## Work to be completed
From the line with "What data populates" down to the final line of the material below, quote every line exactly and leave out all lines before it.

-- Begin --

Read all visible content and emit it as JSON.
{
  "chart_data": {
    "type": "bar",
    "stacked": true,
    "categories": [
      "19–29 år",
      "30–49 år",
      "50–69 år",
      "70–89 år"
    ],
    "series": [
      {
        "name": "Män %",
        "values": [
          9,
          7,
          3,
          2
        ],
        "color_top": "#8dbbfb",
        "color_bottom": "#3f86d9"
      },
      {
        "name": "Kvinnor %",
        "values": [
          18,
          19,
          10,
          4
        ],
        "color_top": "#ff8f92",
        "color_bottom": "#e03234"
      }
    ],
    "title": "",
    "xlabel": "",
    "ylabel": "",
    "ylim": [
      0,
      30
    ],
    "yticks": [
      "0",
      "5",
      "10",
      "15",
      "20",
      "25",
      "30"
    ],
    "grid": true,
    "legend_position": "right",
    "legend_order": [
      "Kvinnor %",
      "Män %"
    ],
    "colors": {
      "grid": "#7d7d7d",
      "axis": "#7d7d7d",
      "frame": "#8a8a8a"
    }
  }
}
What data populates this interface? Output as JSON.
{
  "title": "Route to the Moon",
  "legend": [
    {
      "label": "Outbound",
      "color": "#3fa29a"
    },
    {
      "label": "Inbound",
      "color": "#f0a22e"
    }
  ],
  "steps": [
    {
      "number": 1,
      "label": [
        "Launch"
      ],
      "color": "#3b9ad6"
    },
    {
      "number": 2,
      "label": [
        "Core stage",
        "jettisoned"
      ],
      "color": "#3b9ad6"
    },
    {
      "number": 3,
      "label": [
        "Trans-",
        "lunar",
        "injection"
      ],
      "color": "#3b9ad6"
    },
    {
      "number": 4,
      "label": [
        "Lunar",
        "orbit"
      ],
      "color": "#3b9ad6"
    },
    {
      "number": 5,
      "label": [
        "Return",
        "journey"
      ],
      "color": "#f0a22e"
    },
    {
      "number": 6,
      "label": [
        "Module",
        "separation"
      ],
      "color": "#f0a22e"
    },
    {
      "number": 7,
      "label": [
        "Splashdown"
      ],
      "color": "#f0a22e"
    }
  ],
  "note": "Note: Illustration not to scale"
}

-- End --

## Written response
What data populates this interface? Output as JSON.
{
  "title": "Route to the Moon",
  "legend": [
    {
      "label": "Outbound",
      "color": "#3fa29a"
    },
    {
      "label": "Inbound",
      "color": "#f0a22e"
    }
  ],
  "steps": [
    {
      "number": 1,
      "label": [
        "Launch"
      ],
      "color": "#3b9ad6"
    },
    {
      "number": 2,
      "label": [
        "Core stage",
        "jettisoned"
      ],
      "color": "#3b9ad6"
    },
    {
      "number": 3,
      "label": [
        "Trans-",
        "lunar",
        "injection"
      ],
      "color": "#3b9ad6"
    },
    {
      "number": 4,
      "label": [
        "Lunar",
        "orbit"
      ],
      "color": "#3b9ad6"
    },
    {
      "number": 5,
      "label": [
        "Return",
        "journey"
      ],
      "color": "#f0a22e"
    },
    {
      "number": 6,
      "label": [
        "Module",
        "separation"
      ],
      "color": "#f0a22e"
    },
    {
      "number": 7,
      "label": [
        "Splashdown"
      ],
      "color": "#f0a22e"
    }
  ],
  "note": "Note: Illustration not to scale"
}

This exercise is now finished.